What you are asked to do: Using the entries that follow, collect the lines where the word "date" appears.

Records provided:
..........

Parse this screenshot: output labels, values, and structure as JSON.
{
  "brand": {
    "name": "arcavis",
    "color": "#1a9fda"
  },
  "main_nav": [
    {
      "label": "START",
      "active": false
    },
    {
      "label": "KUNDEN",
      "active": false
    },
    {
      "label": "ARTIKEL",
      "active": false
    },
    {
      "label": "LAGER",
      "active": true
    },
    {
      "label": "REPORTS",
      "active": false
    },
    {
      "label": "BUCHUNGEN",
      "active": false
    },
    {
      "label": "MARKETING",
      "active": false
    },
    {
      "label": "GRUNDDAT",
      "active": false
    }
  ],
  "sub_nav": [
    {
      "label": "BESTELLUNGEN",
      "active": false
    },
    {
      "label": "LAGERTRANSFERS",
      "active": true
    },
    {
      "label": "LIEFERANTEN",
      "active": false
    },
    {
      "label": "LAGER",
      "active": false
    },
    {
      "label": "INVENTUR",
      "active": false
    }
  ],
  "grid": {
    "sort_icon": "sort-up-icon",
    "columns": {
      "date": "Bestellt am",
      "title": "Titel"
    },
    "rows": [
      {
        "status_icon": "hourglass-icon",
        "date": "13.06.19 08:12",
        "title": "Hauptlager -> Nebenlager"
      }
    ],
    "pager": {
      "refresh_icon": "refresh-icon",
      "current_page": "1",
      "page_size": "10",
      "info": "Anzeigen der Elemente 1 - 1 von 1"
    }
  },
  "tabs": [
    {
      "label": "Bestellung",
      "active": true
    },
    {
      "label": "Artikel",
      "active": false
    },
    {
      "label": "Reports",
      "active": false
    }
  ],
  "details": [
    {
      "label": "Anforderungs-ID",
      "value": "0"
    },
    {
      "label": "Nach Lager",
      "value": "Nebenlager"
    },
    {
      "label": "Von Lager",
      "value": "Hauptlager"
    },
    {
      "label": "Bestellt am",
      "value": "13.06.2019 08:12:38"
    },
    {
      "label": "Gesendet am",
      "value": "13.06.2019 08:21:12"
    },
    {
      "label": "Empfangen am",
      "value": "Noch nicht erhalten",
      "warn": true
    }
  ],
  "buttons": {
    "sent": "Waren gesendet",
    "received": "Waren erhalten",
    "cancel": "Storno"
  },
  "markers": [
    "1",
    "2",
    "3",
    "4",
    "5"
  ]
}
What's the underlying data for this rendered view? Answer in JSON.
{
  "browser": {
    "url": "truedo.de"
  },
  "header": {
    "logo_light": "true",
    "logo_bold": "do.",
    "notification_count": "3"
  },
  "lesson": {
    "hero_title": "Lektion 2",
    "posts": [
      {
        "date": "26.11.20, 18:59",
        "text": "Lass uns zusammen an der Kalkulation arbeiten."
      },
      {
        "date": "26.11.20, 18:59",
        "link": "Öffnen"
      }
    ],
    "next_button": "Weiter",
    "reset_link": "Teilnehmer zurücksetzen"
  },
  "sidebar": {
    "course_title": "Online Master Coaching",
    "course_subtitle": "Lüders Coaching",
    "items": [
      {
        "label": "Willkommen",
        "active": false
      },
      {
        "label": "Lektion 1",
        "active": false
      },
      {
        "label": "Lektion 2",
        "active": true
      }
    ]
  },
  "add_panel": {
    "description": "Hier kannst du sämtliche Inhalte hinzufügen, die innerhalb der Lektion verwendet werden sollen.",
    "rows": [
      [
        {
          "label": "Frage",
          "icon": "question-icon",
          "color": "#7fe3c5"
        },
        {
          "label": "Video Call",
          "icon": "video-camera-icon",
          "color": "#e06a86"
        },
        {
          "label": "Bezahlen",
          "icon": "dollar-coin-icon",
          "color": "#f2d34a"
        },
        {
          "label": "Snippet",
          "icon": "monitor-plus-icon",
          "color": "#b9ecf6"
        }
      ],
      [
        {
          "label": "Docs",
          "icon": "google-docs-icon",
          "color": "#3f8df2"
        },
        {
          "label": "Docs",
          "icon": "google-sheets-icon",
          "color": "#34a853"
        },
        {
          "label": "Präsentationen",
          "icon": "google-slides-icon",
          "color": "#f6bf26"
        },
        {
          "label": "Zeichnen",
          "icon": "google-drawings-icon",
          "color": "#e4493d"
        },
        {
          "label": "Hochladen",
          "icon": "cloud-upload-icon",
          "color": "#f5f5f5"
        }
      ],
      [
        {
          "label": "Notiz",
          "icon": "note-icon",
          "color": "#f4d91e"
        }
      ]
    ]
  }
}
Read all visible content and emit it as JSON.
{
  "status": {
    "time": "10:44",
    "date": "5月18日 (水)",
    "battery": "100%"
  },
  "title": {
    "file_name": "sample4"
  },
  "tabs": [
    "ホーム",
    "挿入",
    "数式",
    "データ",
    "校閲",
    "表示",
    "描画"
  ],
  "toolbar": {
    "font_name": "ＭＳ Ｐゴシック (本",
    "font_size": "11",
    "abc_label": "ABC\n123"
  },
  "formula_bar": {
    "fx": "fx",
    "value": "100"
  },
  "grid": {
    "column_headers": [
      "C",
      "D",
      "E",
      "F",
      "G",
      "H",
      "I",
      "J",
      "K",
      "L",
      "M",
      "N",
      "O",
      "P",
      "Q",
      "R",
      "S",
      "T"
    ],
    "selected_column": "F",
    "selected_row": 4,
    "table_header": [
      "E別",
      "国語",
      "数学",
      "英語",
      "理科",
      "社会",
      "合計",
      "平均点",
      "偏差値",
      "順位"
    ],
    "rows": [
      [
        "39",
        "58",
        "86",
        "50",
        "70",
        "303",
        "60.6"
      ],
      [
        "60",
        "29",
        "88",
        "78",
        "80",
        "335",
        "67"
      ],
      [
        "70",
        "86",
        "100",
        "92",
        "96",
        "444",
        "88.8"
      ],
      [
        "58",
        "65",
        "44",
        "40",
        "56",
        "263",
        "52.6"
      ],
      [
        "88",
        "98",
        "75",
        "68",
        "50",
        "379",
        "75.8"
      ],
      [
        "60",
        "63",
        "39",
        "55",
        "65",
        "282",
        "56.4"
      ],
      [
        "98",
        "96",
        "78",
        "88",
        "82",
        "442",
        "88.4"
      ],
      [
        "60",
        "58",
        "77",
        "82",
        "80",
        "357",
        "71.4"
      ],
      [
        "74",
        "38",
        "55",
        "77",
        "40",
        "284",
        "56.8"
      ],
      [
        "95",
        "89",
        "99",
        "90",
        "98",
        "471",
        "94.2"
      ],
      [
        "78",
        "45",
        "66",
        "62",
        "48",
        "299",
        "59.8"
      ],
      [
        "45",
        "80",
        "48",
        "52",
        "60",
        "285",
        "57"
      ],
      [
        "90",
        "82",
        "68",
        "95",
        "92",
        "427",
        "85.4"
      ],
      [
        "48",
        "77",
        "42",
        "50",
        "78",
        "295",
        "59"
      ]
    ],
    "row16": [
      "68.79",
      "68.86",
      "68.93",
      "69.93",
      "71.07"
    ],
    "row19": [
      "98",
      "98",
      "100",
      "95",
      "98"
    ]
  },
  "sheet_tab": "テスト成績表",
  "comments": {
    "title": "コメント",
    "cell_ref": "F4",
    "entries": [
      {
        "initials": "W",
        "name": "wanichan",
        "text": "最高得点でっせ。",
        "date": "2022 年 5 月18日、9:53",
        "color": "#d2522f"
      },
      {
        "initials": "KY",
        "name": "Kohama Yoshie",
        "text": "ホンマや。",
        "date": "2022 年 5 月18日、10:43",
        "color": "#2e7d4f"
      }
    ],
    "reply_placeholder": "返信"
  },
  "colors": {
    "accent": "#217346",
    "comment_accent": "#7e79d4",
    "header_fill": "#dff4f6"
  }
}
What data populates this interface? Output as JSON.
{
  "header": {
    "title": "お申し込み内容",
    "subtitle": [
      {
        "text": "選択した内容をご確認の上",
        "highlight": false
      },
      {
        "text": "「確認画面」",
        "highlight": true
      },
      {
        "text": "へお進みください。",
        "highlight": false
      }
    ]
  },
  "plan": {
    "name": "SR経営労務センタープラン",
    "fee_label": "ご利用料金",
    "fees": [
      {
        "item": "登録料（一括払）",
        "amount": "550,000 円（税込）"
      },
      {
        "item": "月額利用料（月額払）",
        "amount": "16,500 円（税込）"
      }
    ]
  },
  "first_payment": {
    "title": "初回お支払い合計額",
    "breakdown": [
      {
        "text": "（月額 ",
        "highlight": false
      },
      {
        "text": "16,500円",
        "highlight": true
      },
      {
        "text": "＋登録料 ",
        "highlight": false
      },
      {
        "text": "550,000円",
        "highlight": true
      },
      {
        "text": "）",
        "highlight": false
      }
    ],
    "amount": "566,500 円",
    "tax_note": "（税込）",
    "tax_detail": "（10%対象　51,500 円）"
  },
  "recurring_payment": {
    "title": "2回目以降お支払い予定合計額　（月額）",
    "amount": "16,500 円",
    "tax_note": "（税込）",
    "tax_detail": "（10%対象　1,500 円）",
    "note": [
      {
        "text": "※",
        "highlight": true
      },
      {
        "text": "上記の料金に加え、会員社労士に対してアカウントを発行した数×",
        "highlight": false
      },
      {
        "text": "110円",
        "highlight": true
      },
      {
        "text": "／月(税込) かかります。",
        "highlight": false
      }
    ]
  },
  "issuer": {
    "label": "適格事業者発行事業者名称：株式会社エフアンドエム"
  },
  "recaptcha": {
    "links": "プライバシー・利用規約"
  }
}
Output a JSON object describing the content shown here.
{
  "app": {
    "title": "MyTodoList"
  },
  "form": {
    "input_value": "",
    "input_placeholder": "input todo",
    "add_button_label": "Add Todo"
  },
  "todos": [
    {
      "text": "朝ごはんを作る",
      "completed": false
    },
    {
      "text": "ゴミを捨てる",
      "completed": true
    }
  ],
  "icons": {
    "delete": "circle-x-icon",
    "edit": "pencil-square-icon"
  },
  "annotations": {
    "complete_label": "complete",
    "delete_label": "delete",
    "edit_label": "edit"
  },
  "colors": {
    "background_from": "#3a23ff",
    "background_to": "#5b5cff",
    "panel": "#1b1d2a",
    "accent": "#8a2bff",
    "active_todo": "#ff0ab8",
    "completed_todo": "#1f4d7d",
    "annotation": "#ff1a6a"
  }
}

..........

Output of the exercise:
      "date": "Bestellt am",
        "date": "13.06.19 08:12",
        "date": "26.11.20, 18:59",
        "date": "26.11.20, 18:59",
    "date": "5月18日 (水)",
        "date": "2022 年 5 月18日、9:53",
        "date": "2022 年 5 月18日、10:43",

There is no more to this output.